**Page**

Lee Hyla’s Trans, from New World Records Program notes

Program notes from Lee Hyla’s 2004 New World Records release, Trans. The worst reviews commented on the excellence of the music, recording, performances and the terrible program notes (written by Y.T). My friends and colleagues were far too polite to be so critical, and I am forever grateful to them.

Our meddling intellect
Misshapes the beauteous forms of things: --
We murder to dissect.
Enough of science and of art;
Close up these barren leaves.
Come forth, and bring with you a heart
That watches and receives.
--William Wordsworth

I met Lee Hyla for the first time sometime during the fall of 1981 when he came to my apartment to go over the cello part of his String Trio, which I was preparing for a performance with the Boston new-music ensemble Dinosaur Annex. I had been given the part earlier that summer, and had been pecking at it for weeks. Barely out of music school, armed with too many opinions, I had concluded that Lees trio was unplayable; that his notation was an inexact approximation of wild and aimless improvisation, and that my job as a cellist was to approximate his approximation.

Until the moment Lee sat down and played through the piece on the piano, I had believed it was beyond human capability to even imagine, much less notate, such pandemonium. Until he pointed out to me some phrasing and various connections between pitches, I had remained oblivious to the intrinsic order of the piece (despite the obvious clues like dotted lines in the score – oh … THAT dotted line.). Even though I sensed the essence of order in what I had previously presumed to be chaos, I lay beached and gasping, striving to master the clarity and control required to play the piece well. I couldnt think, play, or count fast enough.

Once I realized that Lee really meant what he wrote, it slowly dawned on me that what he wrote meant something – something that could be parsed, understood, and felt, just like the music I had been playing all my life. This was a galvanizing experience for me.

**Data segment**

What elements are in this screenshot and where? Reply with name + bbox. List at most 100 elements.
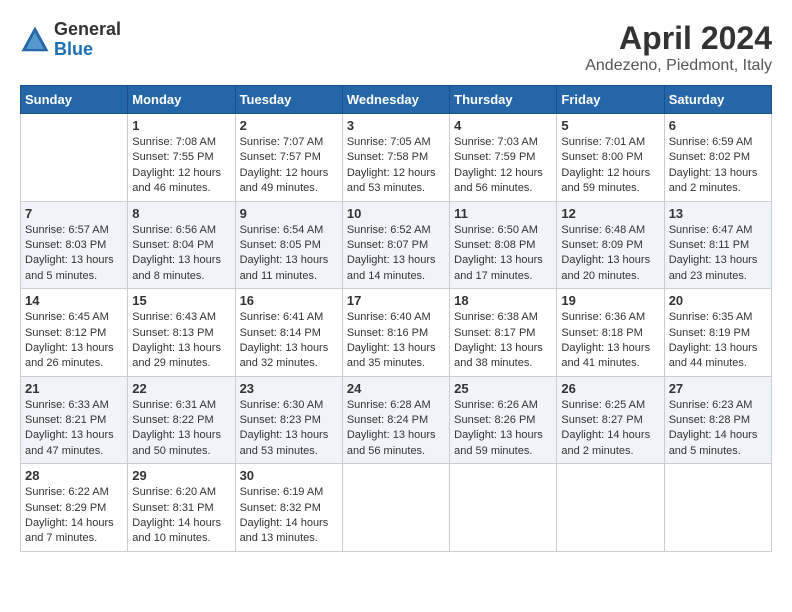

**Requirement A**
According to the program notes on Lee Hyla's Trans, which Boston new-music ensemble was the writer preparing the String Trio with?
**Requirement B**
Write what comes next in the program notes on Lee Hyla's Trans, beginning after their final sentence.

**Exercise response A**
Dinosaur Annex

**Exercise response B**
So, my aim here is to describe why I think music in general is important, and why the music on this disc is important music. Acquiring a taste for a piece of music can be a highly personal experience, but it is also a social experience, shared by a composer, the performer(s), and a listener. Although it is seldom mentioned in the company of polite new-music enthusiasts, there must be a certain level of consensus among these three parties or things get all out of whack and the whole musical enterprise becomes entropic – check out a few new-music concerts and you will know what Im talking about. I am eliminating from this essay the discussion of flash, fashion, eclecticism, iconoclastic behavior, and other superficial properties because they are merely decorative and completely irrelevant to the music on this disc. Since a shared musical experience requires both time and magic to achieve a consensus of greatness, a. k. a. Masterpiece (more time and magic than is allotted to anyone but vampires), Im taking any arguments about Great-Works-of-Art-Throughout-History off the table as well. Instead I will concentrate on how these pieces work, and whether their language and logic are valid. After all, in an evolved social order like ours (no … really), culture is (among other things) a repository for the promotion and preservation of shared intelligence. Music is architecture freed of its earthly mass; syntax, grammar, and logic without concepts; both container and contents; noun and verb; breath and bone; and can be, in the right hands, a primary vector of species intelligence. Good music can keep an undetected spore of intelligence alive for centuries.

If the listening process is a step-wise sequence of an ears registering musical events, it follows that a certain amount of forward motion in music is automatic. Unfortunately, certain composers have over-utilized this property as their pieces grind forward. The music starts, the clock ticks, the music stops. Voila – a piece! The composers real challenge is to organize the musical information into something more than a line connecting two points labeled start here and stop now. Not for nothing have composers been obsessed with form and idea, and the great difficulty in inscribing their hard work on the thin shaft of times arrow.

Once the ideas are presented, organized, and marked with enough contrast to be perceptible, the final hurdle is to touch the listener. The music of Beethoven, with all its formal integrity, would just have lined birdcages but for its optimism, deep faith, and humanity. After all, we dont drink the wine for the shape of the bottle.
In the music of Lee Hyla, without exception, I have always felt that the jagged, honking, barking, raucous, strongly articulated rhythmic layer patrols and protects an inner layer of timeless, crystalline beauty, almost too fragile to survive on its own. His obsessive recycling of material, subtly transformed over the course of the piece, rude interruptions, and unexpected glimpses of an internal radiance, all add to a sense of uneasy striving toward a kind of transcendent experience.

Holy forgiveness! mercy! charity! faith! Holy! Ours! bodies! 
suffering! magnanimity!
Holy the supernatural extra brilliant intelligent kindness of the soul !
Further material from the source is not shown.